What this task involves -
Copy each line below that contains "prompt".

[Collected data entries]

***

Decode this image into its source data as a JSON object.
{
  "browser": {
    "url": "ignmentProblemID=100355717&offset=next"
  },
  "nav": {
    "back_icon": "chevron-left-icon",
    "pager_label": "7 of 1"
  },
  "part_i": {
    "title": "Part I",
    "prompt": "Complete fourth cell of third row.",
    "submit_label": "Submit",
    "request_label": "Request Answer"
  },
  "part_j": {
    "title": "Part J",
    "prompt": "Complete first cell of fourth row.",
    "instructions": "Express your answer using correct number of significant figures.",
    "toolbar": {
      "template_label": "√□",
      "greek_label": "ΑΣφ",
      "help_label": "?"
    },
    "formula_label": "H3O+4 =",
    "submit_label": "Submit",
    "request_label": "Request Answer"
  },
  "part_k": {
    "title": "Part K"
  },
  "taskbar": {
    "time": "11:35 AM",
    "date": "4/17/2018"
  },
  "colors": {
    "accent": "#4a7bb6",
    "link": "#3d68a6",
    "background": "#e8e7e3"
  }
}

***

Worked solution -
    "prompt": "Complete fourth cell of third row.",
    "prompt": "Complete first cell of fourth row.",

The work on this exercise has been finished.